Logo

2. Hukuk Dairesi2023/2567 E. 2023/5300 K.

Yapay Zeka Özeti

Uyuşmazlık: Boşanma davasında tarafların kusur oranlarının belirlenmesi, velayet, nafaka ve tazminat taleplerinin hukuka uygunluğu.

Gerekçe ve Sonuç: Mahkemece davalı erkeğin tam kusurlu olduğu kabul edilmiş ise de, toplanan delillerden davacı kadının da boşanmaya sebebiyet veren olaylarda kusurlu olduğu anlaşılmakla, davalı erkeğin ağır, davacı kadının ise az kusurlu olduğunun kabulü gerektiği gözetilerek, ilk derece mahkemesi kararının düzeltilerek onanmasına karar verilmiştir.

Karar Metni

"İçtihat Metni"

MAHKEMESİ: Kayseri Bölge Adliye Mahkemesi 2. Hukuk Dairesi

SAYISI : 2023/14 E., 2023/71 K.

DAVA TARİHİ: 05.07.2021

KARAR : Esastan ret

İLK DERECE MAHKEMESİ: Yahyalı Asliye Hukuk (Aile) Mahkemesi

SAYISI : 2021/217 E., 2022/282 K.

■ Bir veri kümesindeki kayıtlar
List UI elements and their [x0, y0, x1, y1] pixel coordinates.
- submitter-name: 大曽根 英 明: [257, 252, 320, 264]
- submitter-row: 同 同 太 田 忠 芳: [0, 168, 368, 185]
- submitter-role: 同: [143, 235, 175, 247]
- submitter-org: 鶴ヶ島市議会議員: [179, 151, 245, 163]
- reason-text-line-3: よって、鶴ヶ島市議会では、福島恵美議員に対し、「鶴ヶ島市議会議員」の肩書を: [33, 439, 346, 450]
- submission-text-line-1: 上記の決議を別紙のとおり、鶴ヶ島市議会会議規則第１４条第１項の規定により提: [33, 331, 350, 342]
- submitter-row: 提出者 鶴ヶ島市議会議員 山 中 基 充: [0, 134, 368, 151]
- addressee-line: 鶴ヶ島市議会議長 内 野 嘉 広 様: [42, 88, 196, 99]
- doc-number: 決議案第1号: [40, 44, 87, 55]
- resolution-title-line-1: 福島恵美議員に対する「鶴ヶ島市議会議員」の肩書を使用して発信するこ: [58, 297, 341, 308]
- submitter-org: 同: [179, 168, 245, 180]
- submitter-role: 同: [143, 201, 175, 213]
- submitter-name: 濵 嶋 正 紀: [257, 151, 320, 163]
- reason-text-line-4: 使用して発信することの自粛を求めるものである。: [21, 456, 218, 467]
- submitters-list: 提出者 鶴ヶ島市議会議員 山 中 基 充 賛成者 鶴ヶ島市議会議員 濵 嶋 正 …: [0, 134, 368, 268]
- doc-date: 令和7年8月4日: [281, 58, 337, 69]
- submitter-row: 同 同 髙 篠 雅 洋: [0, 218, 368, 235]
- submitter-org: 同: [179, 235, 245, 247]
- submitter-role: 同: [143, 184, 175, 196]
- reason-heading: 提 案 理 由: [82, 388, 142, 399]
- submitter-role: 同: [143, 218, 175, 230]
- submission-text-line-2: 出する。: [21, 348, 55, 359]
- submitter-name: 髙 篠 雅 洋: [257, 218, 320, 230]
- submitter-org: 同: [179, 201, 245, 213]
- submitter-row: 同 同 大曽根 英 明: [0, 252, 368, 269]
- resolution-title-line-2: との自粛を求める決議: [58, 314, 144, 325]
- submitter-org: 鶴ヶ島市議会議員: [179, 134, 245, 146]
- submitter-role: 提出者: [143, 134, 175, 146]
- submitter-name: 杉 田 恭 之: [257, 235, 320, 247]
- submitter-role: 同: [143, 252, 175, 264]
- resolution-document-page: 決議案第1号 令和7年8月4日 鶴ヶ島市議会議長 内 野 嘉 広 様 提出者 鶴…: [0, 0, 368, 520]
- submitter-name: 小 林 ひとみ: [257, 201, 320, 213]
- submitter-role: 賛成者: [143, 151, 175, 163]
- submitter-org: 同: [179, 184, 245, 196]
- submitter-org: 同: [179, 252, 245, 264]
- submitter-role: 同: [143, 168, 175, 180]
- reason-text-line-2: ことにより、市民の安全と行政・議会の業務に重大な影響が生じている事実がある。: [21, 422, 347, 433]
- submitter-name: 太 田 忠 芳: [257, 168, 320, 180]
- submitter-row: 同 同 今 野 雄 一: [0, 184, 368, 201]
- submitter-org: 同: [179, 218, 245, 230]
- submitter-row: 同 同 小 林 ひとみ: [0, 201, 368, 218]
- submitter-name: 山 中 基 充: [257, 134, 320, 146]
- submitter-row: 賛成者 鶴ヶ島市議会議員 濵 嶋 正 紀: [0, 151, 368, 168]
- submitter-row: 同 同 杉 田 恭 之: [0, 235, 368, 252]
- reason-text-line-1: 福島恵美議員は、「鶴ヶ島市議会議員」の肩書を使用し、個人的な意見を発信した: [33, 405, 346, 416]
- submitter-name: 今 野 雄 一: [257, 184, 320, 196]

■ Yapılacak İş
Seçilen metne göre ilk derece mahkemesinin kararı hangi gerekçeyle düzeltilerek onanmıştır? Bir ila üç cümleyle açıklayın.

■ Alıştırma Çözümü
Mahkeme davalı erkeği tam kusurlu kabul etmişti. Ancak toplanan delillerden davacı kadının da boşanmaya sebebiyet veren olaylarda kusurlu olduğu anlaşıldı. Bu yüzden davalı erkeğin ağır, davacı kadının az kusurlu sayılması gerektiği gözetildi ve karar düzeltilerek onandı.